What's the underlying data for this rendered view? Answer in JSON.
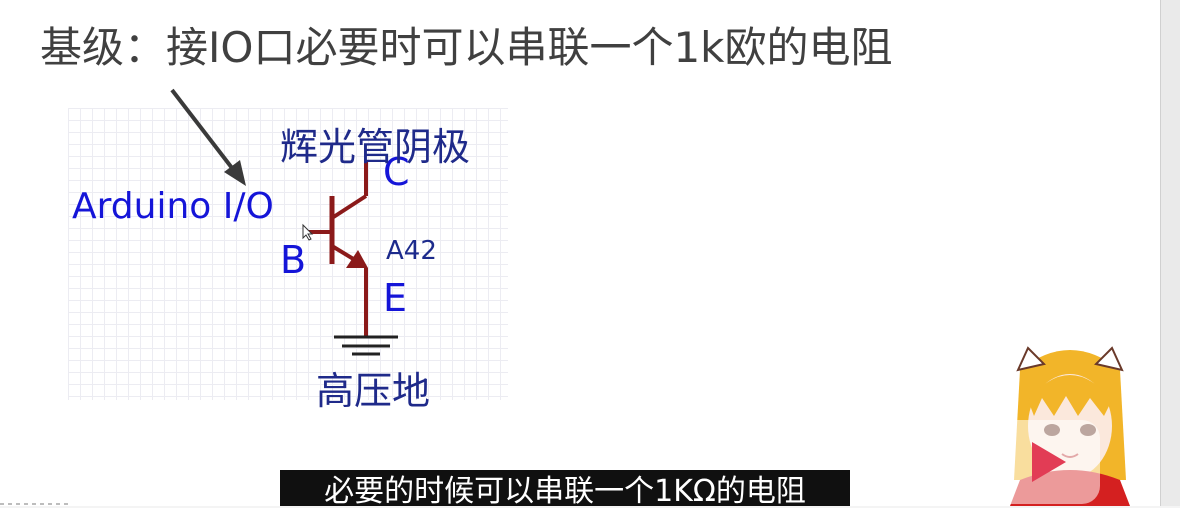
{
  "slide": {
    "title": "基级：接IO口必要时可以串联一个1k欧的电阻"
  },
  "diagram": {
    "io_label": "Arduino I/O",
    "pin_b": "B",
    "pin_c": "C",
    "pin_e": "E",
    "part": "A42",
    "collector_note": "辉光管阴极",
    "ground_note": "高压地",
    "colors": {
      "wire": "#8b1a1a",
      "label": "#1515d8",
      "grid": "#ececf2"
    }
  },
  "caption": {
    "text": "必要的时候可以串联一个1KΩ的电阻"
  },
  "icons": {
    "play": "play-button-icon",
    "avatar": "avatar-character-icon",
    "arrow": "pointer-arrow-icon"
  }
}
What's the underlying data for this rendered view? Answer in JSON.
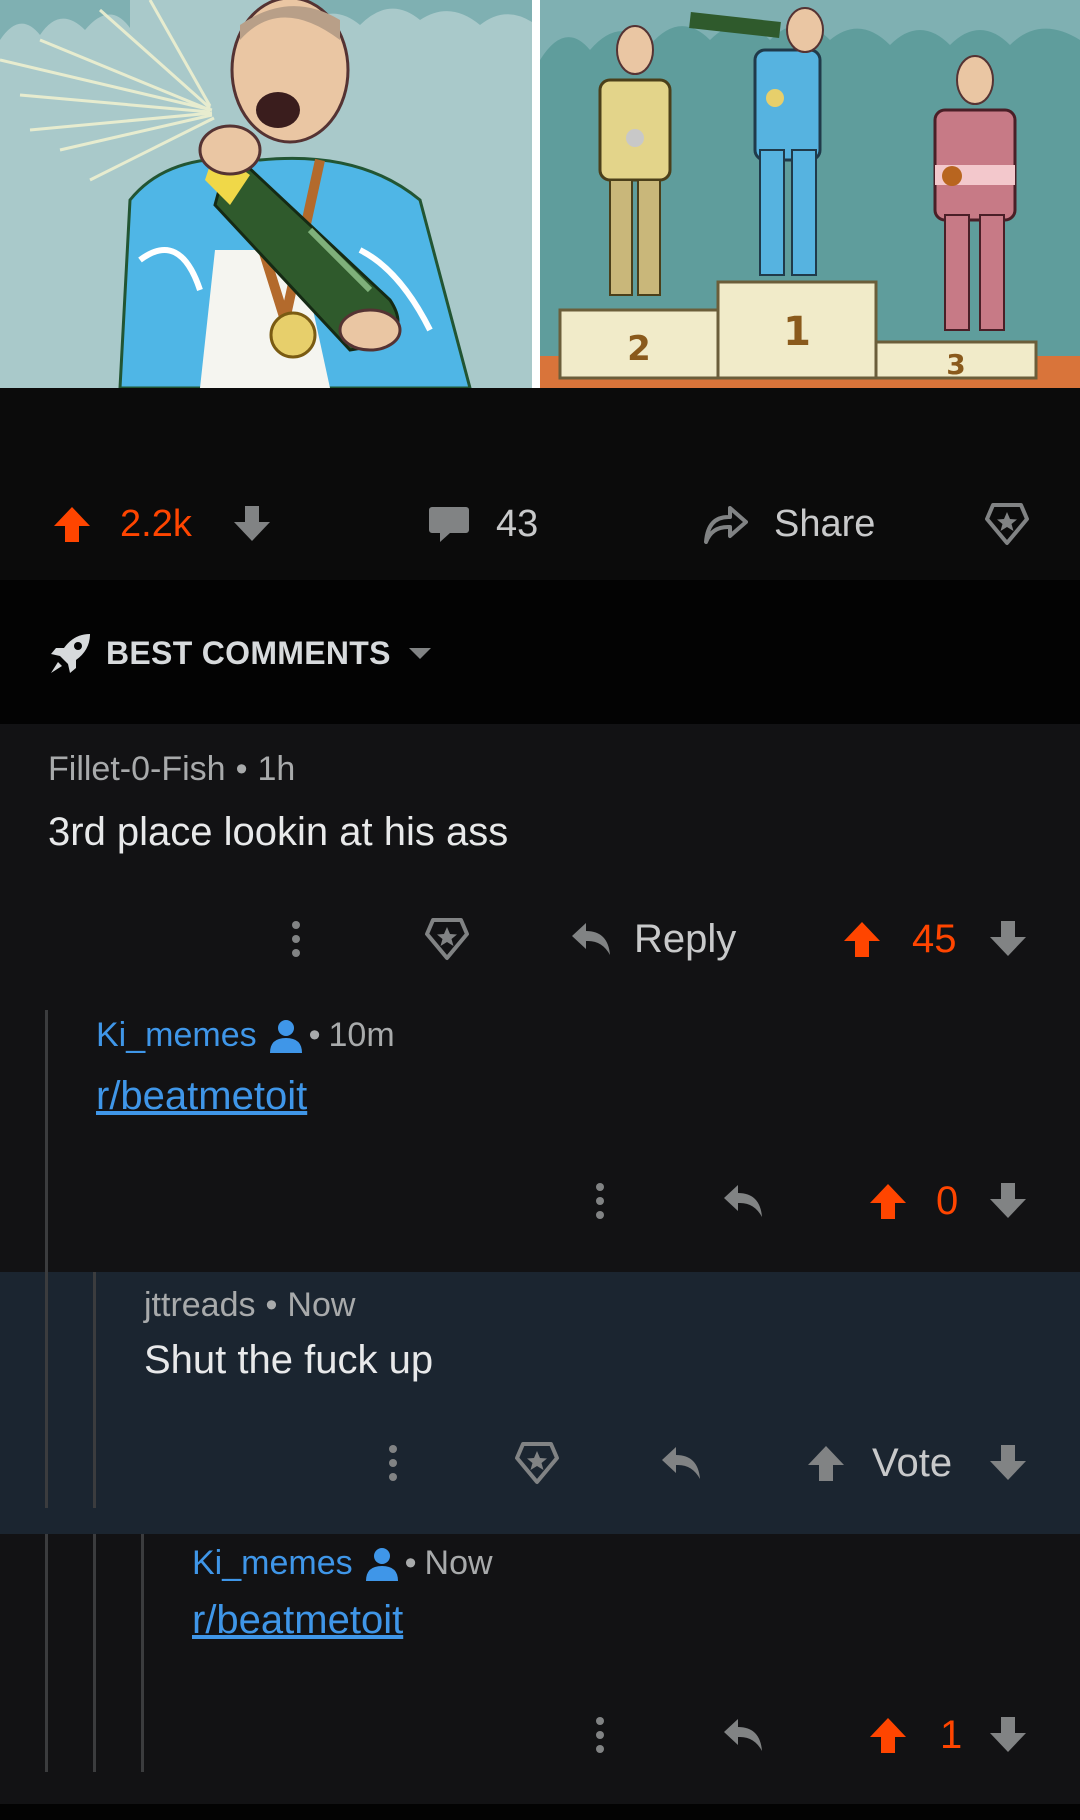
{
  "post": {
    "score": "2.2k",
    "comment_count": "43",
    "share_label": "Share"
  },
  "podium": {
    "first": "1",
    "second": "2",
    "third": "3"
  },
  "sort": {
    "label": "BEST COMMENTS"
  },
  "comments": [
    {
      "author": "Fillet-0-Fish",
      "separator": "•",
      "time": "1h",
      "body": "3rd place lookin at his ass",
      "reply_label": "Reply",
      "score": "45"
    },
    {
      "author": "Ki_memes",
      "separator": "•",
      "time": "10m",
      "body": "r/beatmetoit",
      "score": "0"
    },
    {
      "author": "jttreads",
      "separator": "•",
      "time": "Now",
      "body": "Shut the fuck up",
      "vote_label": "Vote"
    },
    {
      "author": "Ki_memes",
      "separator": "•",
      "time": "Now",
      "body": "r/beatmetoit",
      "score": "1"
    }
  ],
  "colors": {
    "upvote": "#ff4500",
    "link": "#3f96e8",
    "muted_icon": "#818384",
    "highlight_bg": "#1b2530"
  },
  "icons": [
    "upvote-arrow-icon",
    "downvote-arrow-icon",
    "comment-bubble-icon",
    "share-arrow-icon",
    "award-icon",
    "rocket-icon",
    "caret-down-icon",
    "more-dots-icon",
    "reply-arrow-icon",
    "user-icon"
  ]
}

* _Stated task_:
Pictures don't belong in the copy. Transcribe every record exactly as it appears.

* _Written reply_:
What's the underlying data for this rendered view? Answer in JSON.
{
  "slide": {
    "title": "基级：接IO口必要时可以串联一个1k欧的电阻"
  },
  "diagram": {
    "io_label": "Arduino I/O",
    "pin_b": "B",
    "pin_c": "C",
    "pin_e": "E",
    "part": "A42",
    "collector_note": "辉光管阴极",
    "ground_note": "高压地",
    "colors": {
      "wire": "#8b1a1a",
      "label": "#1515d8",
      "grid": "#ececf2"
    }
  },
  "caption": {
    "text": "必要的时候可以串联一个1KΩ的电阻"
  },
  "icons": {
    "play": "play-button-icon",
    "avatar": "avatar-character-icon",
    "arrow": "pointer-arrow-icon"
  }
}
What's the underlying data for this rendered view? Answer in JSON.
{
  "post": {
    "score": "2.2k",
    "comment_count": "43",
    "share_label": "Share"
  },
  "podium": {
    "first": "1",
    "second": "2",
    "third": "3"
  },
  "sort": {
    "label": "BEST COMMENTS"
  },
  "comments": [
    {
      "author": "Fillet-0-Fish",
      "separator": "•",
      "time": "1h",
      "body": "3rd place lookin at his ass",
      "reply_label": "Reply",
      "score": "45"
    },
    {
      "author": "Ki_memes",
      "separator": "•",
      "time": "10m",
      "body": "r/beatmetoit",
      "score": "0"
    },
    {
      "author": "jttreads",
      "separator": "•",
      "time": "Now",
      "body": "Shut the fuck up",
      "vote_label": "Vote"
    },
    {
      "author": "Ki_memes",
      "separator": "•",
      "time": "Now",
      "body": "r/beatmetoit",
      "score": "1"
    }
  ],
  "colors": {
    "upvote": "#ff4500",
    "link": "#3f96e8",
    "muted_icon": "#818384",
    "highlight_bg": "#1b2530"
  },
  "icons": [
    "upvote-arrow-icon",
    "downvote-arrow-icon",
    "comment-bubble-icon",
    "share-arrow-icon",
    "award-icon",
    "rocket-icon",
    "caret-down-icon",
    "more-dots-icon",
    "reply-arrow-icon",
    "user-icon"
  ]
}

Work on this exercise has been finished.